» Given exercise
Every line below that contains "Summary" is to be copied.

» Exercise material

#####

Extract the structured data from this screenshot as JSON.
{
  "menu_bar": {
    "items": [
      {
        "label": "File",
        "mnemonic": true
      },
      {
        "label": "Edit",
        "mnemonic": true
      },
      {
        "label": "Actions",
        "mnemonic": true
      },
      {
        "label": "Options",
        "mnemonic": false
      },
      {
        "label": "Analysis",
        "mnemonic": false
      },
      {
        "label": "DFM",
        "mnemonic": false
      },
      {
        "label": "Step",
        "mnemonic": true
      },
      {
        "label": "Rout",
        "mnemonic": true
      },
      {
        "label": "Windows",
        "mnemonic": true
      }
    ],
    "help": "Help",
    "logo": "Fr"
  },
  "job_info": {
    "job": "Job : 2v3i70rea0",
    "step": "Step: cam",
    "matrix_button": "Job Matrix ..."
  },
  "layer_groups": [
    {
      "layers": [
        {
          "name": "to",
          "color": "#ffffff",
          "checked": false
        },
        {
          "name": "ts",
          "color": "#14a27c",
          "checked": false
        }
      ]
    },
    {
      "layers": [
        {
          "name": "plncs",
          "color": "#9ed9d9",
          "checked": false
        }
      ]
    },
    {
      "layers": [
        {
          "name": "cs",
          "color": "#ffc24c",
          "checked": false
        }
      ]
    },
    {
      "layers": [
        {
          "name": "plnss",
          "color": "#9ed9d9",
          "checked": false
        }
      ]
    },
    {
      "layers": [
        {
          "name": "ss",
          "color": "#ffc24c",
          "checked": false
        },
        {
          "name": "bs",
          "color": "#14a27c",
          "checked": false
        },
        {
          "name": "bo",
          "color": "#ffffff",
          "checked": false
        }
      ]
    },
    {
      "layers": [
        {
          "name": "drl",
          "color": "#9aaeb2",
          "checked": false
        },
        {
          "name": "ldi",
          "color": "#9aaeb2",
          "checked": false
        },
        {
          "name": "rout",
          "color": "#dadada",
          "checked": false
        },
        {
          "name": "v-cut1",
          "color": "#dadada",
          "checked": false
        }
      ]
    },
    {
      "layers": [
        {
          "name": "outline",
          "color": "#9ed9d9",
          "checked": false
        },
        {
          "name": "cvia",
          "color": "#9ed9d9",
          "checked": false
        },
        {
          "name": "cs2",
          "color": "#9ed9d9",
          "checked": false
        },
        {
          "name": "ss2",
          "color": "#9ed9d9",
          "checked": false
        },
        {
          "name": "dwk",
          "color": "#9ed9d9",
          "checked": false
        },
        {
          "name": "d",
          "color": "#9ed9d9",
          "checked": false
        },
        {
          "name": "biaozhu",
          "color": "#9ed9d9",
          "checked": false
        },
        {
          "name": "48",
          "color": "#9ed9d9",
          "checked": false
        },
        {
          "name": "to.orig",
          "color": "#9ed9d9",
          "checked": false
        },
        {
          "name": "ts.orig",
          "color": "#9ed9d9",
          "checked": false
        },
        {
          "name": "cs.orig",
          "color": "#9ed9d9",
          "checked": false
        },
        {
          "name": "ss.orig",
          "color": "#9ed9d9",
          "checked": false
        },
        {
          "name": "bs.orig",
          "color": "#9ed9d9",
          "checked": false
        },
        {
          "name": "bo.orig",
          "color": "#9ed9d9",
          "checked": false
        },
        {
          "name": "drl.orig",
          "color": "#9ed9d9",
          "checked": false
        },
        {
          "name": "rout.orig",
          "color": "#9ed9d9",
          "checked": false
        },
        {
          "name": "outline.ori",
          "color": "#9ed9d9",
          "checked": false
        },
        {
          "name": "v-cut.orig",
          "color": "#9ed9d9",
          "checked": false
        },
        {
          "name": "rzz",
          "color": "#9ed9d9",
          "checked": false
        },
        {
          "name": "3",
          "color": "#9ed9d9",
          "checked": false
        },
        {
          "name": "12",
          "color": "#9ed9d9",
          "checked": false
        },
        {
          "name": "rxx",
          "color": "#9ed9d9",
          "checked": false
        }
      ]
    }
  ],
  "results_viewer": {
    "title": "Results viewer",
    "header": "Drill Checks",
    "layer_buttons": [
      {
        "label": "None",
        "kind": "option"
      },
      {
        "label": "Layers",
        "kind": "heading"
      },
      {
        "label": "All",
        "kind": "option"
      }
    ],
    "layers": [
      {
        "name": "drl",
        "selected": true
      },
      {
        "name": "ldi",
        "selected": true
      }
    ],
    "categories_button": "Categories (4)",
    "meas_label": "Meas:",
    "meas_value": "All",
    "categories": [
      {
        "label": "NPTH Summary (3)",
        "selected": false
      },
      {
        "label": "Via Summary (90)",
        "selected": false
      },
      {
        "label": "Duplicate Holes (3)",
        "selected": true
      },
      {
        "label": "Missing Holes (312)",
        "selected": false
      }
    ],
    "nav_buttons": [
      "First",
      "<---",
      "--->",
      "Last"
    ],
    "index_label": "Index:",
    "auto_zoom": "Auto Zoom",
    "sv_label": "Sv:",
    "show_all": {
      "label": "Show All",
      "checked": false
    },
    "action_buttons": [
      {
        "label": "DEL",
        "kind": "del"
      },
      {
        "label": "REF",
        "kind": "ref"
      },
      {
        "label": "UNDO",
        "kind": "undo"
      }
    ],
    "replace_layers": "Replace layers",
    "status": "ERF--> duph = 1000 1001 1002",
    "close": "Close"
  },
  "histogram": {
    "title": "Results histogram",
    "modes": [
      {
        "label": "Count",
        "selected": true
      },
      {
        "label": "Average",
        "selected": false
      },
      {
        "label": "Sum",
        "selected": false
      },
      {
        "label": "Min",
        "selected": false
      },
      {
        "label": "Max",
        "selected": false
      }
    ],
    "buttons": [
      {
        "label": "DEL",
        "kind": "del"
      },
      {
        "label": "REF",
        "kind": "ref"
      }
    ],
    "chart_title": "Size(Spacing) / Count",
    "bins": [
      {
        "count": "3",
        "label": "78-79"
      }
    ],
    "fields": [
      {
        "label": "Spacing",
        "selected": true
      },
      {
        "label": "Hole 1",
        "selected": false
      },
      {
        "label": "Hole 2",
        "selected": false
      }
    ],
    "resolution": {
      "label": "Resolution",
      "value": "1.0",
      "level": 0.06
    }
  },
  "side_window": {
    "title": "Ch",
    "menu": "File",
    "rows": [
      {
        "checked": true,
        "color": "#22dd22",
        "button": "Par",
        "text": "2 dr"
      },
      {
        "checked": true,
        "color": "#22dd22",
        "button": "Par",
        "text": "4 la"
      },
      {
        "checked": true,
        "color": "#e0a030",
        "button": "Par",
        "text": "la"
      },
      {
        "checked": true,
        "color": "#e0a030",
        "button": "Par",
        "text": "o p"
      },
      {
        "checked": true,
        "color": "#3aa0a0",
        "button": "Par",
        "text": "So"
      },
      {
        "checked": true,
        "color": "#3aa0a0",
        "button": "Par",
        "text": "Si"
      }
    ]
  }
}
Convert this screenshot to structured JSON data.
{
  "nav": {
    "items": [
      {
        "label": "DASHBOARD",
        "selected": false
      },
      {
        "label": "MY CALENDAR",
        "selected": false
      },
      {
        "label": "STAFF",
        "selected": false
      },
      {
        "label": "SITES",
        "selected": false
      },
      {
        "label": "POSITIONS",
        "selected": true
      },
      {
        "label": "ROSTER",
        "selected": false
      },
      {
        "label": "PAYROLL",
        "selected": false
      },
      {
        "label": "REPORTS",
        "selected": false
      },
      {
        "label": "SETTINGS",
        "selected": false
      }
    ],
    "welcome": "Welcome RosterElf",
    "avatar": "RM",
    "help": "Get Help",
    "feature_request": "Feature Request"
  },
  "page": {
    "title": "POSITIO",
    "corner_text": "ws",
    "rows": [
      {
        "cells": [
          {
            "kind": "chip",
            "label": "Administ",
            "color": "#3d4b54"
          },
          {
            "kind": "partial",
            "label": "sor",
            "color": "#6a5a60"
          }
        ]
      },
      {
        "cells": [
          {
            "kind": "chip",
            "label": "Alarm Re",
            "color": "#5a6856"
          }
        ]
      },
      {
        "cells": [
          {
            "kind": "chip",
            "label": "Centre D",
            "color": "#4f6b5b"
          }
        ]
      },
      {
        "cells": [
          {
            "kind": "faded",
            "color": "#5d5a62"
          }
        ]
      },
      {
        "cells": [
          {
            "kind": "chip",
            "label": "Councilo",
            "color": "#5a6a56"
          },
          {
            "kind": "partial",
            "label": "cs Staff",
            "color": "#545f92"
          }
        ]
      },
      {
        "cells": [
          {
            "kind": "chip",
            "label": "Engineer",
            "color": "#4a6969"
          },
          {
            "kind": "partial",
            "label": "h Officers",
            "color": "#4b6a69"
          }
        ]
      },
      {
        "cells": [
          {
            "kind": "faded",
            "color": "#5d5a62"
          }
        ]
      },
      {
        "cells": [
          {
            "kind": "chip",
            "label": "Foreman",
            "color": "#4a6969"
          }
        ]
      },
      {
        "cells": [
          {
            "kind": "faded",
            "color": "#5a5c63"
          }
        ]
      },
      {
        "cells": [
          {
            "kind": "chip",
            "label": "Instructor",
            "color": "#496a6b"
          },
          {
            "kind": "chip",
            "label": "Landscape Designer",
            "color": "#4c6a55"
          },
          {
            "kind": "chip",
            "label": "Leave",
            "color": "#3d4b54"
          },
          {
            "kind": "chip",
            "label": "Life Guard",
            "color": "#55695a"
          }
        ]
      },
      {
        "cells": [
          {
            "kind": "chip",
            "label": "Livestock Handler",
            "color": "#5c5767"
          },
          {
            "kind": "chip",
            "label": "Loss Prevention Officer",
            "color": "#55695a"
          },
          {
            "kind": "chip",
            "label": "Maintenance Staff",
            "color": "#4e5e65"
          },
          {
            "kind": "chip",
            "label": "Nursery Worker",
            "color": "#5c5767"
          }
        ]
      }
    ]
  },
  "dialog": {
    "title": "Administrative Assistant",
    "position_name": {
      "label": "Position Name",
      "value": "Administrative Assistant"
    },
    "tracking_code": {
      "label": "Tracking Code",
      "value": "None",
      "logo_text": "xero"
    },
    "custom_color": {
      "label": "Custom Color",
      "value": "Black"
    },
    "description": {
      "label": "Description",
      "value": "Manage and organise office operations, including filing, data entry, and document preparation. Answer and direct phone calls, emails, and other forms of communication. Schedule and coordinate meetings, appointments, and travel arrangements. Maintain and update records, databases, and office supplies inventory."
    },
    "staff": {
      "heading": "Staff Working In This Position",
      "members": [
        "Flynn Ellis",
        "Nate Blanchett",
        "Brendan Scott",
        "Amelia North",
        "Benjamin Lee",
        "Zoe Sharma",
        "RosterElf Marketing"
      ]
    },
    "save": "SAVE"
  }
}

#####

» The result
        "label": "NPTH Summary (3)",
        "label": "Via Summary (90)",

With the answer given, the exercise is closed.